-- Begin Input records --
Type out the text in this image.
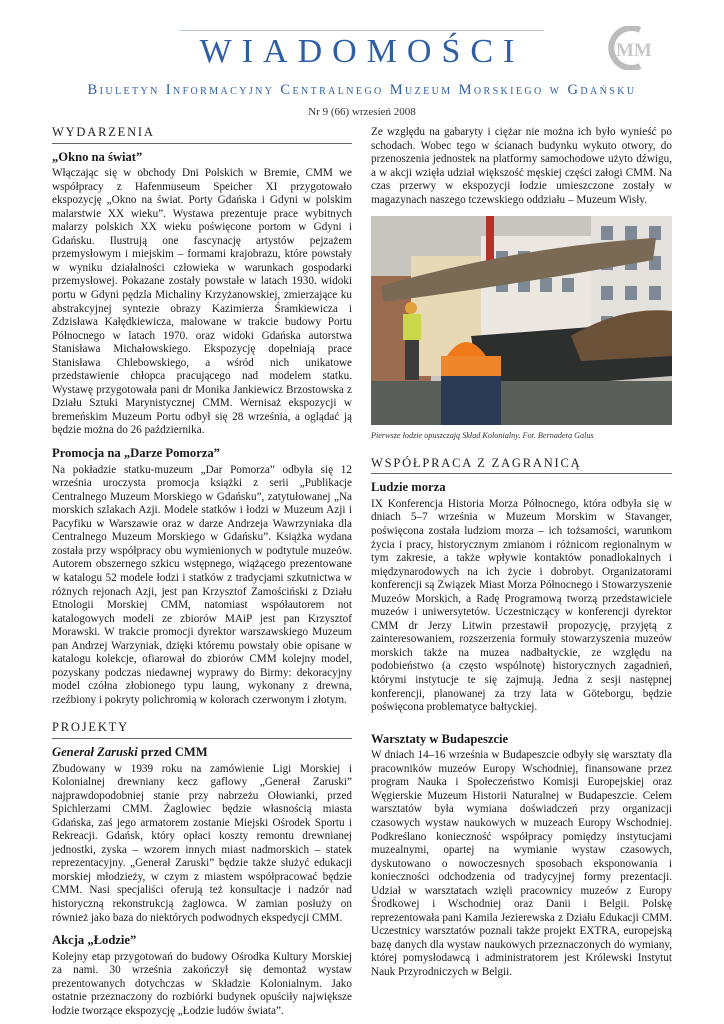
WIADOMOŚCI	MM
Biuletyn Informacyjny Centralnego Muzeum Morskiego w Gdańsku
Nr 9 (66) wrzesień 2008
WYDARZENIA
„Okno na świat”

Włączając się w obchody Dni Polskich w Bremie, CMM we współpracy z Hafenmuseum Speicher XI przygotowało ekspozycję „Okno na świat. Porty Gdańska i Gdyni w polskim malarstwie XX wieku”. Wystawa prezentuje prace wybitnych malarzy polskich XX wieku poświęcone portom w Gdyni i Gdańsku. Ilustrują one fascynację artystów pejzażem przemysłowym i miejskim – formami krajobrazu, które powstały w wyniku działalności człowieka w warunkach gospodarki przemysłowej. Pokazane zostały powstałe w latach 1930. widoki portu w Gdyni pędzla Michaliny Krzyżanowskiej, zmierzające ku abstrakcyjnej syntezie obrazy Kazimierza Śramkiewicza i Zdzisława Kałędkiewicza, malowane w trakcie budowy Portu Północnego w latach 1970. oraz widoki Gdańska autorstwa Stanisława Michałowskiego. Ekspozycję dopełniają prace Stanisława Chlebowskiego, a wśród nich unikatowe przedstawienie chłopca pracującego nad modelem statku. Wystawę przygotowała pani dr Monika Jankiewicz Brzostowska z Działu Sztuki Marynistycznej CMM. Wernisaż ekspozycji w bremeńskim Muzeum Portu odbył się 28 września, a oglądać ją będzie można do 26 października.

Promocja na „Darze Pomorza”

Na pokładzie statku-muzeum „Dar Pomorza” odbyła się 12 września uroczysta promocja książki z serii „Publikacje Centralnego Muzeum Morskiego w Gdańsku”, zatytułowanej „Na morskich szlakach Azji. Modele statków i łodzi w Muzeum Azji i Pacyfiku w Warszawie oraz w darze Andrzeja Wawrzyniaka dla Centralnego Muzeum Morskiego w Gdańsku”. Książka wydana została przy współpracy obu wymienionych w podtytule muzeów. Autorem obszernego szkicu wstępnego, wiążącego prezentowane w katalogu 52 modele łodzi i statków z tradycjami szkutnictwa w różnych rejonach Azji, jest pan Krzysztof Zamościński z Działu Etnologii Morskiej CMM, natomiast współautorem not katalogowych modeli ze zbiorów MAiP jest pan Krzysztof Morawski. W trakcie promocji dyrektor warszawskiego Muzeum pan Andrzej Warzyniak, dzięki któremu powstały obie opisane w katalogu kolekcje, ofiarował do zbiorów CMM kolejny model, pozyskany podczas niedawnej wyprawy do Birmy: dekoracyjny model czółna złobionego typu laung, wykonany z drewna, rzeźbiony i pokryty polichromią w kolorach czerwonym i złotym.

PROJEKTY
Generał Zaruski przed CMM

Zbudowany w 1939 roku na zamówienie Ligi Morskiej i Kolonialnej drewniany kecz gaflowy „Generał Zaruski” najprawdopodobniej stanie przy nabrzeżu Ołowianki, przed Spichlerzami CMM. Żaglowiec będzie własnością miasta Gdańska, zaś jego armatorem zostanie Miejski Ośrodek Sportu i Rekreacji. Gdańsk, który opłaci koszty remontu drewnianej jednostki, zyska – wzorem innych miast nadmorskich – statek reprezentacyjny. „Generał Zaruski” będzie także służyć edukacji morskiej młodzieży, w czym z miastem współpracować będzie CMM. Nasi specjaliści oferują też konsultacje i nadzór nad historyczną rekonstrukcją żaglowca. W zamian posłuży on również jako baza do niektórych podwodnych ekspedycji CMM.

Akcja „Łodzie”

Kolejny etap przygotowań do budowy Ośrodka Kultury Morskiej za nami. 30 września zakończył się demontaż wystaw prezentowanych dotychczas w Składzie Kolonialnym. Jako ostatnie przeznaczony do rozbiórki budynek opuściły największe łodzie tworzące ekspozycję „Łodzie ludów świata”.

Ze względu na gabaryty i ciężar nie można ich było wynieść po schodach. Wobec tego w ścianach budynku wykuto otwory, do przenoszenia jednostek na platformy samochodowe użyto dźwigu, a w akcji wzięła udział większość męskiej części załogi CMM. Na czas przerwy w ekspozycji łodzie umieszczone zostały w magazynach naszego tczewskiego oddziału – Muzeum Wisły.

Pierwsze łodzie opuszczają Skład Kolonialny. Fot. Bernadeta Galus
WSPÓŁPRACA Z ZAGRANICĄ
Ludzie morza

IX Konferencja Historia Morza Północnego, która odbyła się w dniach 5–7 września w Muzeum Morskim w Stavanger, poświęcona została ludziom morza – ich tożsamości, warunkom życia i pracy, historycznym zmianom i różnicom regionalnym w tym zakresie, a także wpływie kontaktów ponadlokalnych i międzynarodowych na ich życie i dobrobyt. Organizatorami konferencji są Związek Miast Morza Północnego i Stowarzyszenie Muzeów Morskich, a Radę Programową tworzą przedstawiciele muzeów i uniwersytetów. Uczestniczący w konferencji dyrektor CMM dr Jerzy Litwin przestawił propozycję, przyjętą z zainteresowaniem, rozszerzenia formuły stowarzyszenia muzeów morskich także na muzea nadbałtyckie, ze względu na podobieństwo (a często wspólnotę) historycznych zagadnień, którymi instytucje te się zajmują. Jedna z sesji następnej konferencji, planowanej za trzy lata w Göteborgu, będzie poświęcona problematyce bałtyckiej.

Warsztaty w Budapeszcie

W dniach 14–16 września w Budapeszcie odbyły się warsztaty dla pracowników muzeów Europy Wschodniej, finansowane przez program Nauka i Społeczeństwo Komisji Europejskiej oraz Węgierskie Muzeum Historii Naturalnej w Budapeszcie. Celem warsztatów była wymiana doświadczeń przy organizacji czasowych wystaw naukowych w muzeach Europy Wschodniej. Podkreślano konieczność współpracy pomiędzy instytucjami muzealnymi, opartej na wymianie wystaw czasowych, dyskutowano o nowoczesnych sposobach eksponowania i konieczności odchodzenia od tradycyjnej formy prezentacji. Udział w warsztatach wzięli pracownicy muzeów z Europy Środkowej i Wschodniej oraz Danii i Belgii. Polskę reprezentowała pani Kamila Jezierewska z Działu Edukacji CMM. Uczestnicy warsztatów poznali także projekt EXTRA, europejską bazę danych dla wystaw naukowych przeznaczonych do wymiany, której pomysłodawcą i administratorem jest Królewski Instytut Nauk Przyrodniczych w Belgii.
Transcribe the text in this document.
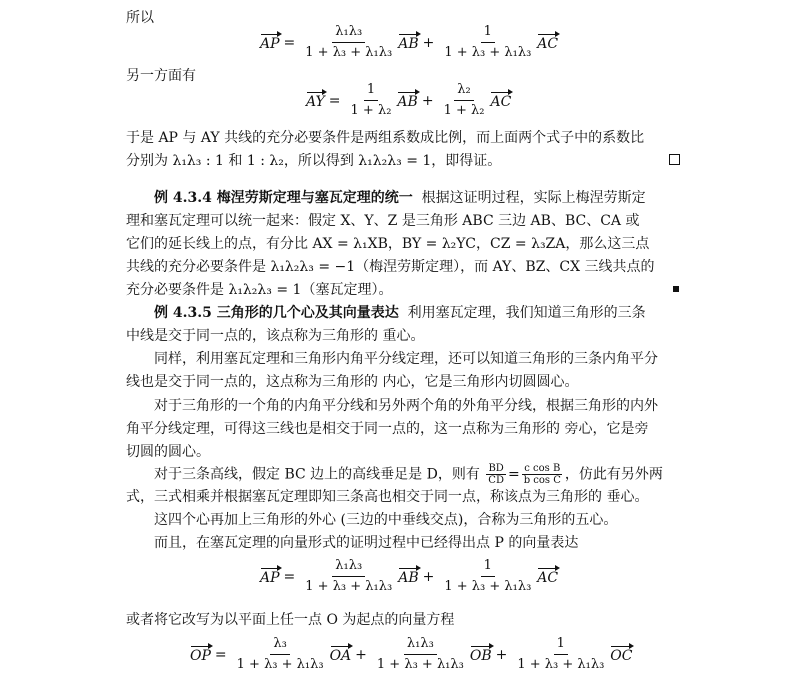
所以
AP = $\frac{\text{λ₁λ₃}}{\text{1 + λ₃ + λ₁λ₃}}$ AB + $\frac{1}{\text{1 + λ₃ + λ₁λ₃}}$ AC
另一方面有
AY = $\frac{1}{\text{1 + λ₂}}$ AB + $\frac{\text{λ₂}}{\text{1 + λ₂}}$ AC
于是 AP 与 AY 共线的充分必要条件是两组系数成比例，而上面两个式子中的系数比
分别为 λ₁λ₃ : 1 和 1 : λ₂，所以得到 λ₁λ₂λ₃ = 1，即得证。
例 4.3.4 梅涅劳斯定理与塞瓦定理的统一 根据这证明过程，实际上梅涅劳斯定
理和塞瓦定理可以统一起来：假定 X、Y、Z 是三角形 ABC 三边 AB、BC、CA 或
它们的延长线上的点，有分比 AX = λ₁XB，BY = λ₂YC，CZ = λ₃ZA，那么这三点
共线的充分必要条件是 λ₁λ₂λ₃ = −1（梅涅劳斯定理），而 AY、BZ、CX 三线共点的
充分必要条件是 λ₁λ₂λ₃ = 1（塞瓦定理）。
例 4.3.5 三角形的几个心及其向量表达 利用塞瓦定理，我们知道三角形的三条
中线是交于同一点的，该点称为三角形的 重心。
同样，利用塞瓦定理和三角形内角平分线定理，还可以知道三角形的三条内角平分
线也是交于同一点的，这点称为三角形的 内心，它是三角形内切圆圆心。
对于三角形的一个角的内角平分线和另外两个角的外角平分线，根据三角形的内外
角平分线定理，可得这三线也是相交于同一点的，这一点称为三角形的 旁心，它是旁
切圆的圆心。
对于三条高线，假定 BC 边上的高线垂足是 D，则有 $\frac{BD}{CD} = \frac{\text{c cos B}}{\text{b cos C}}$ ，仿此有另外两
式，三式相乘并根据塞瓦定理即知三条高也相交于同一点，称该点为三角形的 垂心。
这四个心再加上三角形的外心 (三边的中垂线交点)，合称为三角形的五心。
而且，在塞瓦定理的向量形式的证明过程中已经得出点 P 的向量表达
AP = $\frac{\text{λ₁λ₃}}{\text{1 + λ₃ + λ₁λ₃}}$ AB + $\frac{1}{\text{1 + λ₃ + λ₁λ₃}}$ AC
或者将它改写为以平面上任一点 O 为起点的向量方程
OP = $\frac{\text{λ₃}}{\text{1 + λ₃ + λ₁λ₃}}$ OA + $\frac{\text{λ₁λ₃}}{\text{1 + λ₃ + λ₁λ₃}}$ OB + $\frac{1}{\text{1 + λ₃ + λ₁λ₃}}$ OC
-- End Input records --
• [Exercise instructions]:
Restate word for word only the lines from the one with "Transcribe the text in this document." through the last line of the material, both included. Any picture should be left out.

• [Answer to this exercise]:
Transcribe the text in this document.
所以
AP = $\frac{\text{λ₁λ₃}}{\text{1 + λ₃ + λ₁λ₃}}$ AB + $\frac{1}{\text{1 + λ₃ + λ₁λ₃}}$ AC
另一方面有
AY = $\frac{1}{\text{1 + λ₂}}$ AB + $\frac{\text{λ₂}}{\text{1 + λ₂}}$ AC
于是 AP 与 AY 共线的充分必要条件是两组系数成比例，而上面两个式子中的系数比
分别为 λ₁λ₃ : 1 和 1 : λ₂，所以得到 λ₁λ₂λ₃ = 1，即得证。
例 4.3.4 梅涅劳斯定理与塞瓦定理的统一 根据这证明过程，实际上梅涅劳斯定
理和塞瓦定理可以统一起来：假定 X、Y、Z 是三角形 ABC 三边 AB、BC、CA 或
它们的延长线上的点，有分比 AX = λ₁XB，BY = λ₂YC，CZ = λ₃ZA，那么这三点
共线的充分必要条件是 λ₁λ₂λ₃ = −1（梅涅劳斯定理），而 AY、BZ、CX 三线共点的
充分必要条件是 λ₁λ₂λ₃ = 1（塞瓦定理）。
例 4.3.5 三角形的几个心及其向量表达 利用塞瓦定理，我们知道三角形的三条
中线是交于同一点的，该点称为三角形的 重心。
同样，利用塞瓦定理和三角形内角平分线定理，还可以知道三角形的三条内角平分
线也是交于同一点的，这点称为三角形的 内心，它是三角形内切圆圆心。
对于三角形的一个角的内角平分线和另外两个角的外角平分线，根据三角形的内外
角平分线定理，可得这三线也是相交于同一点的，这一点称为三角形的 旁心，它是旁
切圆的圆心。
对于三条高线，假定 BC 边上的高线垂足是 D，则有 $\frac{BD}{CD} = \frac{\text{c cos B}}{\text{b cos C}}$ ，仿此有另外两
式，三式相乘并根据塞瓦定理即知三条高也相交于同一点，称该点为三角形的 垂心。
这四个心再加上三角形的外心 (三边的中垂线交点)，合称为三角形的五心。
而且，在塞瓦定理的向量形式的证明过程中已经得出点 P 的向量表达
AP = $\frac{\text{λ₁λ₃}}{\text{1 + λ₃ + λ₁λ₃}}$ AB + $\frac{1}{\text{1 + λ₃ + λ₁λ₃}}$ AC
或者将它改写为以平面上任一点 O 为起点的向量方程
OP = $\frac{\text{λ₃}}{\text{1 + λ₃ + λ₁λ₃}}$ OA + $\frac{\text{λ₁λ₃}}{\text{1 + λ₃ + λ₁λ₃}}$ OB + $\frac{1}{\text{1 + λ₃ + λ₁λ₃}}$ OC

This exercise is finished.